• **OBJECTIVE**:
From the entries below, copy every line where the string "subtitle" appears.

________________

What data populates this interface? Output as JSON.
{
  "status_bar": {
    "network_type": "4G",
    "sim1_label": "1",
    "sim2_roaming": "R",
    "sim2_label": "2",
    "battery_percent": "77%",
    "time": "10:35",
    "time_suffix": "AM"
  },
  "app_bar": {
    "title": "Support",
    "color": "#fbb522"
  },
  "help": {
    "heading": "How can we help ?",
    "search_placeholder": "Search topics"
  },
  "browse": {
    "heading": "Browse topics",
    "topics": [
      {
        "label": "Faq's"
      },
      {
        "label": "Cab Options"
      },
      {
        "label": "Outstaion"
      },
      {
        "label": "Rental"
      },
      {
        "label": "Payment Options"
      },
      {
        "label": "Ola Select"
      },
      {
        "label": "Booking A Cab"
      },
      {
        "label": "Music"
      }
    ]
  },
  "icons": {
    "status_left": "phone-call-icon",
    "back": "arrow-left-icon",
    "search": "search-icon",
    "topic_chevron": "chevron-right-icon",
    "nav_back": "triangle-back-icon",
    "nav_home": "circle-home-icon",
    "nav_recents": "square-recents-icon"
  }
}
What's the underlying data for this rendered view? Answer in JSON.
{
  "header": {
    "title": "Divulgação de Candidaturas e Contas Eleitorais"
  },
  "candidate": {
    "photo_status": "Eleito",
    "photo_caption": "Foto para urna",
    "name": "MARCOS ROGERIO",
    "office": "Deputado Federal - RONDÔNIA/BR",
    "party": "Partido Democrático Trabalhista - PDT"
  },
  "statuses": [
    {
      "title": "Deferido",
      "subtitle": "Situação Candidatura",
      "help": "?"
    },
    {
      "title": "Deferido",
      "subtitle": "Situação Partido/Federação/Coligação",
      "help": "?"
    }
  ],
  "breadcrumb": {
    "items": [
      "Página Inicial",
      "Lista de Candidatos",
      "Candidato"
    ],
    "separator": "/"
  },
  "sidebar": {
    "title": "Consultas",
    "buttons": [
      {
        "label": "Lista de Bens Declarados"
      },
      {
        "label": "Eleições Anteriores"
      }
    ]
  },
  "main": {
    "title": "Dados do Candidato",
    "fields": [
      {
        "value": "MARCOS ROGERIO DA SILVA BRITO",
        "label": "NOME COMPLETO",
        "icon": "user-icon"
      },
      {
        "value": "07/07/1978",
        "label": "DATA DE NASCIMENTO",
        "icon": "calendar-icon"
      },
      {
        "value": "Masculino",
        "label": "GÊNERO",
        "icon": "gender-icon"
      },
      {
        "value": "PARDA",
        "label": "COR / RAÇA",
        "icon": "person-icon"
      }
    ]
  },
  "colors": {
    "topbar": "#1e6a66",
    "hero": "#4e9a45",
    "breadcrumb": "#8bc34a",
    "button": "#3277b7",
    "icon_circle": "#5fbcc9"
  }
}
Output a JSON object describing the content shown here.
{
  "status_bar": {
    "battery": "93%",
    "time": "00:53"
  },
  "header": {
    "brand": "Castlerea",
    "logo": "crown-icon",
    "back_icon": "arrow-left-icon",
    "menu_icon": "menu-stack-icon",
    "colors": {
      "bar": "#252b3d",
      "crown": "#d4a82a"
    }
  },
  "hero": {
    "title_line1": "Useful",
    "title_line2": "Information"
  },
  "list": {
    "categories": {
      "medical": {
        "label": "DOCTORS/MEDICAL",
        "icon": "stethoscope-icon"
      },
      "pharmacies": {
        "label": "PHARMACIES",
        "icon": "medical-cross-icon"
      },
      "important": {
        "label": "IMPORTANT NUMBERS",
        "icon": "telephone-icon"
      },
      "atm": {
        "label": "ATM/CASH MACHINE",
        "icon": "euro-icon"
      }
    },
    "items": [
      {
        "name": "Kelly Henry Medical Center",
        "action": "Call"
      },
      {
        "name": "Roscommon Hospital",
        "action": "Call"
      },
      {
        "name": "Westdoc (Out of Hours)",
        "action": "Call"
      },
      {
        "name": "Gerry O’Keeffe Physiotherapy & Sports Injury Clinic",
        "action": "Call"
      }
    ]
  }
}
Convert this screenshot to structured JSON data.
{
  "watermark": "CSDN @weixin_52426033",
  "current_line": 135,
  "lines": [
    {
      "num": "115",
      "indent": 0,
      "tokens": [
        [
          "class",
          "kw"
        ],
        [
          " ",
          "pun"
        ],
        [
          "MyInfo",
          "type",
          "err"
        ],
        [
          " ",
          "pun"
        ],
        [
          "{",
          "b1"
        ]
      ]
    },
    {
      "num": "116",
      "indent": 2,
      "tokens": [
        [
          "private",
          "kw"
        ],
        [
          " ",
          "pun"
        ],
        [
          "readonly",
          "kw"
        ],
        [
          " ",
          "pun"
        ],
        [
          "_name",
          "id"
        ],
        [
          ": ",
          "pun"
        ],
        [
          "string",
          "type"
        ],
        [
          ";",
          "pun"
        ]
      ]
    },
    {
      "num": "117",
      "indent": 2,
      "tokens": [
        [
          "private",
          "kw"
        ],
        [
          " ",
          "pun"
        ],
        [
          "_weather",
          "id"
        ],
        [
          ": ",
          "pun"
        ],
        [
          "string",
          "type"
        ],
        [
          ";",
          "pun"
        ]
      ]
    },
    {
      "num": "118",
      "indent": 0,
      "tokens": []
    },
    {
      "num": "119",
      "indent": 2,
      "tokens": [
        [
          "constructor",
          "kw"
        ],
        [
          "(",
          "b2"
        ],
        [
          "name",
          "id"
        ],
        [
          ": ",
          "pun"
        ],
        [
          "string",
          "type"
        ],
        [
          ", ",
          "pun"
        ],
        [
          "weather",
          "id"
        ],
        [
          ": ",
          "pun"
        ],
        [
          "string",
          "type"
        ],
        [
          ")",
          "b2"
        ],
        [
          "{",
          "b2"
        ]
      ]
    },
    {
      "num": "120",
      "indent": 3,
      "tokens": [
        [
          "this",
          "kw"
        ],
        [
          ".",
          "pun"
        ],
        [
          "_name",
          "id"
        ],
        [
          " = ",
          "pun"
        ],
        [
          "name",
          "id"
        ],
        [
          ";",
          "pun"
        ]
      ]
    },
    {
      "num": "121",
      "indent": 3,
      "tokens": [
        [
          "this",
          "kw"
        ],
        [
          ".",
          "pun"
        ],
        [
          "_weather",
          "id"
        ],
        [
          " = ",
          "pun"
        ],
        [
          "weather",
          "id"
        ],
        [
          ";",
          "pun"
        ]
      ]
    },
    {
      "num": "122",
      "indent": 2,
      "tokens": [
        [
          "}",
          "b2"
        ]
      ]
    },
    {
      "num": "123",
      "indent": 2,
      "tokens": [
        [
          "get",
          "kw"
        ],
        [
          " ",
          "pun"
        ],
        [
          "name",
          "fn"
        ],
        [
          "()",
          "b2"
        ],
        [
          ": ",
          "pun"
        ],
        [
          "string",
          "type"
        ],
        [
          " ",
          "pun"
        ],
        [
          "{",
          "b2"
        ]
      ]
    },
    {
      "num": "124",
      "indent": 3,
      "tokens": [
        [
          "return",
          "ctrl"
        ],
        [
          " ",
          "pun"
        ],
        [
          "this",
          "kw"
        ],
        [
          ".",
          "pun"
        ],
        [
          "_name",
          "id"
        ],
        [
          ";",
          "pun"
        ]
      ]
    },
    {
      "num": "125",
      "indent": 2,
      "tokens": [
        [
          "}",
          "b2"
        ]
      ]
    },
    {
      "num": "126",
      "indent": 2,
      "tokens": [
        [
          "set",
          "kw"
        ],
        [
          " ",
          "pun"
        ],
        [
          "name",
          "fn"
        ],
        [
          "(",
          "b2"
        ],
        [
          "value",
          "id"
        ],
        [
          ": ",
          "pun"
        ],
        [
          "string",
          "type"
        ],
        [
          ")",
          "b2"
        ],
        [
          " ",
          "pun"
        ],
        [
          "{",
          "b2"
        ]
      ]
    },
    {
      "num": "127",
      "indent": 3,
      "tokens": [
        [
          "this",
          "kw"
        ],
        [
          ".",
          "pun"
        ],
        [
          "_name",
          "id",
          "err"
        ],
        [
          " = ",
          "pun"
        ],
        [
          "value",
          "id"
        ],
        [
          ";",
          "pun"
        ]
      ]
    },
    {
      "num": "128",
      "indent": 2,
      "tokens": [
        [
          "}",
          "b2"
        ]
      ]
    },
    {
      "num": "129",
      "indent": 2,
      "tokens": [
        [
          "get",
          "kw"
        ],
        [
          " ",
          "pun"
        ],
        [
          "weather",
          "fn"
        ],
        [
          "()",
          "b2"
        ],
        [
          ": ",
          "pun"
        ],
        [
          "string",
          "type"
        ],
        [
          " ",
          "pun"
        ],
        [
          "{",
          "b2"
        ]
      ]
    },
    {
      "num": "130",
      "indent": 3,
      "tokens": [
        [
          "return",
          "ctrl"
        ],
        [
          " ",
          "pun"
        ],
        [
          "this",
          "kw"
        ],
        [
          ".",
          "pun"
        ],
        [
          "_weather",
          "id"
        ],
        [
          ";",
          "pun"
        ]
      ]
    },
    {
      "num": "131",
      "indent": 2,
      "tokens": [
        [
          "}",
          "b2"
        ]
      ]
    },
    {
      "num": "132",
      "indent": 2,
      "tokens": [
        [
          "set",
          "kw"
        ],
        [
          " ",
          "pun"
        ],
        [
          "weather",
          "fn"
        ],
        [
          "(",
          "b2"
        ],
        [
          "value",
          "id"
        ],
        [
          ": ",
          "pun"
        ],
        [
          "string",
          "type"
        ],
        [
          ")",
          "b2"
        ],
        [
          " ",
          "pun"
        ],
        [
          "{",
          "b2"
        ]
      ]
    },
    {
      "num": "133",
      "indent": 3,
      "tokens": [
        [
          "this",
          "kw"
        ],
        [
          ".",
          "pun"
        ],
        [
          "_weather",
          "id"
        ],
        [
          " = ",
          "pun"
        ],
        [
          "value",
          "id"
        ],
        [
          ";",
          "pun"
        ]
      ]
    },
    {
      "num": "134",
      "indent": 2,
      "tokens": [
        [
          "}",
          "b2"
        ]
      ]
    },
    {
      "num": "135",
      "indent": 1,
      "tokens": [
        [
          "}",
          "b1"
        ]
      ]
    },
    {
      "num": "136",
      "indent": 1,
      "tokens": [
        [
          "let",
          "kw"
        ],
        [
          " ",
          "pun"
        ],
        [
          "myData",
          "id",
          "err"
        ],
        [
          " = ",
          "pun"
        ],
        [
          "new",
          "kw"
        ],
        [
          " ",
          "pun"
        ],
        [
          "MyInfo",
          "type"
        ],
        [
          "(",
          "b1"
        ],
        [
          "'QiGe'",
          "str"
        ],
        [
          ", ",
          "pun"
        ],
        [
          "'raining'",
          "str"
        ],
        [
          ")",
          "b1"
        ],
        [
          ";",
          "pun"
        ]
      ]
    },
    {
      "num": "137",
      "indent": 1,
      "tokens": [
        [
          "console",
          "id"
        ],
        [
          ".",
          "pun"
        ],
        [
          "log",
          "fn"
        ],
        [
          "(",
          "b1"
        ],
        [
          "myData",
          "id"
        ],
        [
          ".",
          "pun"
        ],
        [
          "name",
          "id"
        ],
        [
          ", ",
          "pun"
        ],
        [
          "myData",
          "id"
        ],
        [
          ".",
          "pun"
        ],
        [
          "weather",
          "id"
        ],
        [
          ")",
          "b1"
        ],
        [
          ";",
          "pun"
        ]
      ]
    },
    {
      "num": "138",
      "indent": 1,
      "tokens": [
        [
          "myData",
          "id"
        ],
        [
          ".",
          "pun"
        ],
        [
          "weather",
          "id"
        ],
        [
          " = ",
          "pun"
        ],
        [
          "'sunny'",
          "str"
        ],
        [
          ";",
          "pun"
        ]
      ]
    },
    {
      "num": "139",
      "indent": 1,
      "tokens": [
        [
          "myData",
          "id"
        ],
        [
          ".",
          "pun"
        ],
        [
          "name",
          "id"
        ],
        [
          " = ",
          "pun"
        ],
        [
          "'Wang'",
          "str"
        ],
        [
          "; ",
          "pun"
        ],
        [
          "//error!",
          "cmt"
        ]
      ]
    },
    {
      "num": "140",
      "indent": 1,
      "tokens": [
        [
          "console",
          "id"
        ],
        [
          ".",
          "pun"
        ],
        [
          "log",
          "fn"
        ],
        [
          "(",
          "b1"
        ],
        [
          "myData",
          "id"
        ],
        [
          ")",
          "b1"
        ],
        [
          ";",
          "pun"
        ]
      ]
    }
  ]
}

________________

• **ANSWER BELOW**:
      "subtitle": "Situação Candidatura",
      "subtitle": "Situação Partido/Federação/Coligação",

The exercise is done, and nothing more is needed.